[Exercise] Give the number of lines in the data that contain "xlabel", and nothing more.
+---+
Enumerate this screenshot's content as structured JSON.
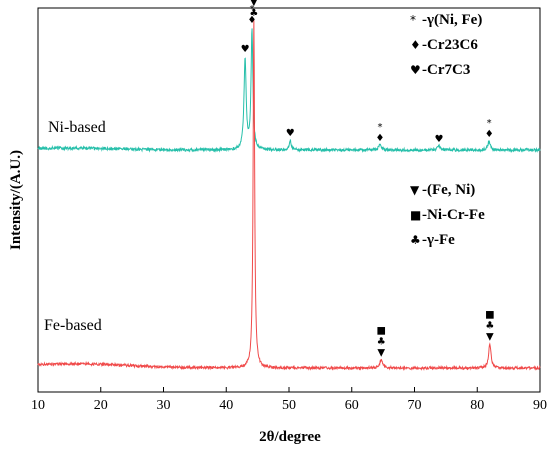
{
  "chart_data": {
    "type": "line",
    "xlabel": "2θ/degree",
    "ylabel": "Intensity/(A.U.)",
    "xlim": [
      10,
      90
    ],
    "xticks": [
      "10",
      "20",
      "30",
      "40",
      "50",
      "60",
      "70",
      "80",
      "90"
    ],
    "colors": {
      "Ni-based": "#26bfaa",
      "Fe-based": "#f04a4a"
    },
    "series": [
      {
        "name": "Ni-based",
        "baseline": 0.0,
        "hump": {
          "center": 15,
          "height": 0.012,
          "width": 11
        },
        "peaks": [
          {
            "x": 43.0,
            "height": 0.57,
            "width": 0.35
          },
          {
            "x": 44.1,
            "height": 0.75,
            "width": 0.3
          },
          {
            "x": 50.2,
            "height": 0.06,
            "width": 0.35
          },
          {
            "x": 64.5,
            "height": 0.03,
            "width": 0.45
          },
          {
            "x": 73.9,
            "height": 0.025,
            "width": 0.45
          },
          {
            "x": 81.9,
            "height": 0.055,
            "width": 0.4
          }
        ],
        "markers": [
          {
            "x": 43.0,
            "symbols": [
              "♥"
            ]
          },
          {
            "x": 44.1,
            "symbols": [
              "*",
              "♦"
            ]
          },
          {
            "x": 50.2,
            "symbols": [
              "♥"
            ]
          },
          {
            "x": 64.5,
            "symbols": [
              "*",
              "♦"
            ]
          },
          {
            "x": 73.9,
            "symbols": [
              "♥"
            ]
          },
          {
            "x": 81.9,
            "symbols": [
              "*",
              "♦"
            ]
          }
        ]
      },
      {
        "name": "Fe-based",
        "baseline": 0.0,
        "hump": {
          "center": 16,
          "height": 0.012,
          "width": 12
        },
        "peaks": [
          {
            "x": 44.4,
            "height": 1.0,
            "width": 0.25
          },
          {
            "x": 64.7,
            "height": 0.025,
            "width": 0.45
          },
          {
            "x": 82.0,
            "height": 0.07,
            "width": 0.4
          }
        ],
        "markers": [
          {
            "x": 44.4,
            "symbols": [
              "■",
              "▼",
              "♣"
            ]
          },
          {
            "x": 64.7,
            "symbols": [
              "■",
              "♣",
              "▼"
            ]
          },
          {
            "x": 82.0,
            "symbols": [
              "■",
              "♣",
              "▼"
            ]
          }
        ]
      }
    ],
    "legends": [
      {
        "entries": [
          {
            "symbol": "*",
            "text": "-γ(Ni, Fe)"
          },
          {
            "symbol": "♦",
            "text": "-Cr23C6"
          },
          {
            "symbol": "♥",
            "text": "-Cr7C3"
          }
        ]
      },
      {
        "entries": [
          {
            "symbol": "▼",
            "text": "-(Fe, Ni)"
          },
          {
            "symbol": "■",
            "text": "-Ni-Cr-Fe"
          },
          {
            "symbol": "♣",
            "text": "-γ-Fe"
          }
        ]
      }
    ]
  }
}
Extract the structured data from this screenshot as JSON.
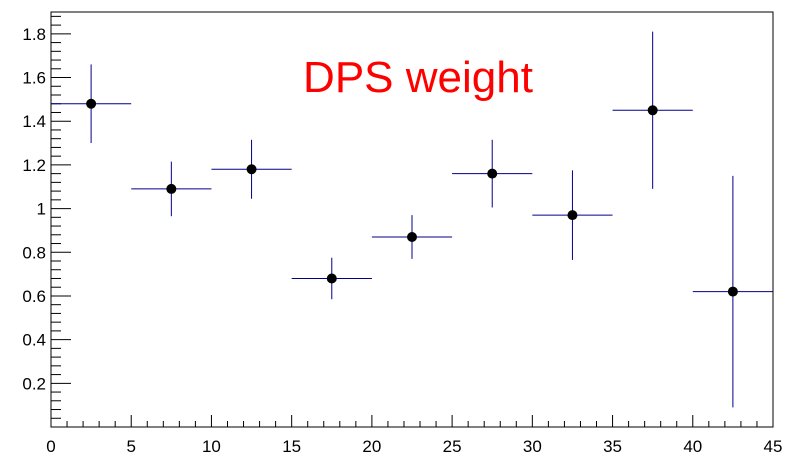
{
  "chart_data": {
    "type": "scatter",
    "title": "DPS weight",
    "xlabel": "",
    "ylabel": "",
    "xlim": [
      0,
      45
    ],
    "ylim": [
      0,
      1.9
    ],
    "x_ticks": [
      0,
      5,
      10,
      15,
      20,
      25,
      30,
      35,
      40,
      45
    ],
    "x_tick_labels": [
      "0",
      "5",
      "10",
      "15",
      "20",
      "25",
      "30",
      "35",
      "40",
      "45"
    ],
    "y_ticks": [
      0.2,
      0.4,
      0.6,
      0.8,
      1.0,
      1.2,
      1.4,
      1.6,
      1.8
    ],
    "y_tick_labels": [
      "0.2",
      "0.4",
      "0.6",
      "0.8",
      "1",
      "1.2",
      "1.4",
      "1.6",
      "1.8"
    ],
    "grid": false,
    "legend": "none",
    "series": [
      {
        "x": [
          2.5,
          7.5,
          12.5,
          17.5,
          22.5,
          27.5,
          32.5,
          37.5,
          42.5
        ],
        "x_err": [
          2.5,
          2.5,
          2.5,
          2.5,
          2.5,
          2.5,
          2.5,
          2.5,
          2.5
        ],
        "y": [
          1.48,
          1.09,
          1.18,
          0.68,
          0.87,
          1.16,
          0.97,
          1.45,
          0.62
        ],
        "y_err": [
          0.18,
          0.125,
          0.135,
          0.095,
          0.1,
          0.155,
          0.205,
          0.36,
          0.53
        ]
      }
    ],
    "colors": {
      "marker": "#000000",
      "error_bars": "#00008b",
      "title": "#ff0000",
      "axes": "#000000"
    }
  }
}
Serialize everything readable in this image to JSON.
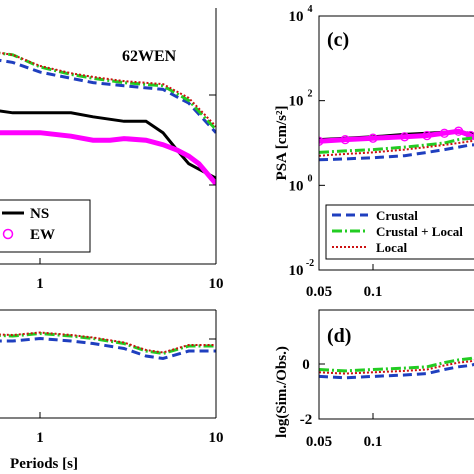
{
  "colors": {
    "NS": "#000000",
    "EW": "#ff00ff",
    "Crustal": "#1f3fbf",
    "CrustalLocal": "#22cc22",
    "Local": "#cc1111"
  },
  "chart_data": [
    {
      "panel": "left-top",
      "type": "line",
      "log_x": true,
      "log_y": true,
      "station_label": "62WEN",
      "xlim": [
        0.05,
        10
      ],
      "x_ticks": [
        "1",
        "10"
      ],
      "legend": [
        "NS",
        "EW"
      ],
      "series": [
        {
          "name": "NS",
          "x": [
            0.05,
            0.07,
            0.1,
            0.15,
            0.2,
            0.3,
            0.4,
            0.5,
            0.7,
            1,
            1.5,
            2,
            3,
            4,
            5,
            6,
            7,
            8,
            10
          ],
          "y": [
            18,
            17,
            16,
            14,
            13,
            12,
            11,
            10,
            9,
            9,
            9,
            8,
            7,
            7,
            5,
            3,
            2,
            1.7,
            1.3
          ]
        },
        {
          "name": "EW",
          "x": [
            0.05,
            0.07,
            0.1,
            0.15,
            0.2,
            0.3,
            0.4,
            0.5,
            0.7,
            1,
            1.5,
            2,
            2.5,
            3,
            4,
            5,
            6,
            7,
            8,
            10
          ],
          "y": [
            9,
            8,
            7,
            7,
            6,
            6,
            6,
            5,
            5,
            5,
            4.5,
            4,
            4,
            4.2,
            4,
            3.5,
            3,
            2.5,
            2,
            1.1
          ]
        },
        {
          "name": "Crustal",
          "x": [
            0.05,
            0.07,
            0.1,
            0.15,
            0.2,
            0.3,
            0.5,
            0.7,
            1,
            1.5,
            2,
            3,
            5,
            7,
            10
          ],
          "y": [
            60,
            58,
            55,
            55,
            50,
            48,
            45,
            40,
            30,
            25,
            22,
            20,
            18,
            12,
            5
          ]
        },
        {
          "name": "Crustal + Local",
          "x": [
            0.05,
            0.07,
            0.1,
            0.15,
            0.2,
            0.3,
            0.5,
            0.7,
            1,
            1.5,
            2,
            3,
            5,
            7,
            10
          ],
          "y": [
            80,
            75,
            70,
            70,
            65,
            60,
            55,
            50,
            35,
            28,
            25,
            22,
            20,
            13,
            5.5
          ]
        },
        {
          "name": "Local",
          "x": [
            0.05,
            0.07,
            0.1,
            0.15,
            0.2,
            0.3,
            0.5,
            0.7,
            1,
            1.5,
            2,
            3,
            5,
            7,
            10
          ],
          "y": [
            82,
            78,
            72,
            72,
            67,
            62,
            56,
            50,
            36,
            29,
            26,
            23,
            21,
            14,
            6
          ]
        }
      ]
    },
    {
      "panel": "left-bottom",
      "type": "line",
      "log_x": true,
      "xlim": [
        0.05,
        10
      ],
      "x_ticks": [
        "1",
        "10"
      ],
      "xlabel": "Periods [s]",
      "series": [
        {
          "name": "Crustal",
          "x": [
            0.05,
            0.1,
            0.2,
            0.3,
            0.5,
            0.7,
            1,
            1.5,
            2,
            3,
            4,
            5,
            7,
            10
          ],
          "y": [
            0.35,
            0.4,
            0.45,
            0.45,
            0.5,
            0.5,
            0.55,
            0.5,
            0.45,
            0.35,
            0.2,
            0.15,
            0.3,
            0.3
          ]
        },
        {
          "name": "Crustal + Local",
          "x": [
            0.05,
            0.1,
            0.2,
            0.3,
            0.5,
            0.7,
            1,
            1.5,
            2,
            3,
            4,
            5,
            7,
            10
          ],
          "y": [
            0.5,
            0.55,
            0.6,
            0.58,
            0.62,
            0.6,
            0.65,
            0.6,
            0.55,
            0.45,
            0.3,
            0.25,
            0.4,
            0.4
          ]
        },
        {
          "name": "Local",
          "x": [
            0.05,
            0.1,
            0.2,
            0.3,
            0.5,
            0.7,
            1,
            1.5,
            2,
            3,
            4,
            5,
            7,
            10
          ],
          "y": [
            0.52,
            0.57,
            0.62,
            0.6,
            0.64,
            0.62,
            0.67,
            0.62,
            0.57,
            0.47,
            0.32,
            0.27,
            0.42,
            0.42
          ]
        }
      ]
    },
    {
      "panel": "c",
      "panel_letter": "(c)",
      "type": "line",
      "log_x": true,
      "log_y": true,
      "ylabel": "PSA [cm/s²]",
      "xlim": [
        0.05,
        0.55
      ],
      "ylim": [
        0.01,
        10000
      ],
      "x_ticks": [
        "0.05",
        "0.1"
      ],
      "y_ticks": [
        {
          "base": "10",
          "exp": "-2"
        },
        {
          "base": "10",
          "exp": "0"
        },
        {
          "base": "10",
          "exp": "2"
        },
        {
          "base": "10",
          "exp": "4"
        }
      ],
      "legend": [
        "Crustal",
        "Crustal + Local",
        "Local"
      ],
      "series": [
        {
          "name": "NS",
          "x": [
            0.05,
            0.07,
            0.1,
            0.15,
            0.2,
            0.25,
            0.3,
            0.35,
            0.4,
            0.45,
            0.5,
            0.55
          ],
          "y": [
            12,
            13,
            14,
            16,
            17,
            18,
            18,
            17,
            15,
            13,
            11,
            9
          ]
        },
        {
          "name": "EW",
          "x": [
            0.05,
            0.07,
            0.1,
            0.15,
            0.2,
            0.25,
            0.3,
            0.35,
            0.4,
            0.45,
            0.5,
            0.55
          ],
          "y": [
            11,
            12,
            13,
            14,
            15,
            17,
            19,
            15,
            11,
            8,
            7,
            6.5
          ]
        },
        {
          "name": "Crustal",
          "x": [
            0.05,
            0.07,
            0.1,
            0.15,
            0.2,
            0.25,
            0.3,
            0.35,
            0.4,
            0.45,
            0.5,
            0.55
          ],
          "y": [
            4,
            4.2,
            4.5,
            5,
            6,
            7,
            8,
            9,
            9,
            9,
            9,
            9
          ]
        },
        {
          "name": "Crustal + Local",
          "x": [
            0.05,
            0.07,
            0.1,
            0.15,
            0.2,
            0.25,
            0.3,
            0.35,
            0.4,
            0.45,
            0.5,
            0.55
          ],
          "y": [
            6,
            6.5,
            7,
            8,
            9,
            10,
            12,
            13,
            14,
            15,
            15,
            16
          ]
        },
        {
          "name": "Local",
          "x": [
            0.05,
            0.07,
            0.1,
            0.15,
            0.2,
            0.25,
            0.3,
            0.35,
            0.4,
            0.45,
            0.5,
            0.55
          ],
          "y": [
            5,
            5.5,
            6,
            7,
            8,
            9,
            10,
            11,
            12,
            12,
            12,
            12
          ]
        }
      ]
    },
    {
      "panel": "d",
      "panel_letter": "(d)",
      "type": "line",
      "log_x": true,
      "ylabel": "log(Sim./Obs.)",
      "xlim": [
        0.05,
        0.55
      ],
      "ylim": [
        -2,
        2
      ],
      "x_ticks": [
        "0.05",
        "0.1"
      ],
      "y_ticks": [
        "-2",
        "0"
      ],
      "series": [
        {
          "name": "Crustal",
          "x": [
            0.05,
            0.07,
            0.1,
            0.15,
            0.2,
            0.25,
            0.3,
            0.35,
            0.4,
            0.45,
            0.5,
            0.55
          ],
          "y": [
            -0.45,
            -0.5,
            -0.45,
            -0.4,
            -0.35,
            -0.2,
            -0.1,
            -0.05,
            0.05,
            0.1,
            0.15,
            0.15
          ]
        },
        {
          "name": "Crustal + Local",
          "x": [
            0.05,
            0.07,
            0.1,
            0.15,
            0.2,
            0.25,
            0.3,
            0.35,
            0.4,
            0.45,
            0.5,
            0.55
          ],
          "y": [
            -0.2,
            -0.25,
            -0.2,
            -0.15,
            -0.1,
            0.05,
            0.15,
            0.2,
            0.3,
            0.35,
            0.35,
            0.4
          ]
        },
        {
          "name": "Local",
          "x": [
            0.05,
            0.07,
            0.1,
            0.15,
            0.2,
            0.25,
            0.3,
            0.35,
            0.4,
            0.45,
            0.5,
            0.55
          ],
          "y": [
            -0.3,
            -0.35,
            -0.3,
            -0.25,
            -0.2,
            -0.05,
            0.05,
            0.1,
            0.2,
            0.25,
            0.25,
            0.3
          ]
        }
      ]
    }
  ]
}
+---+
[Full response] 3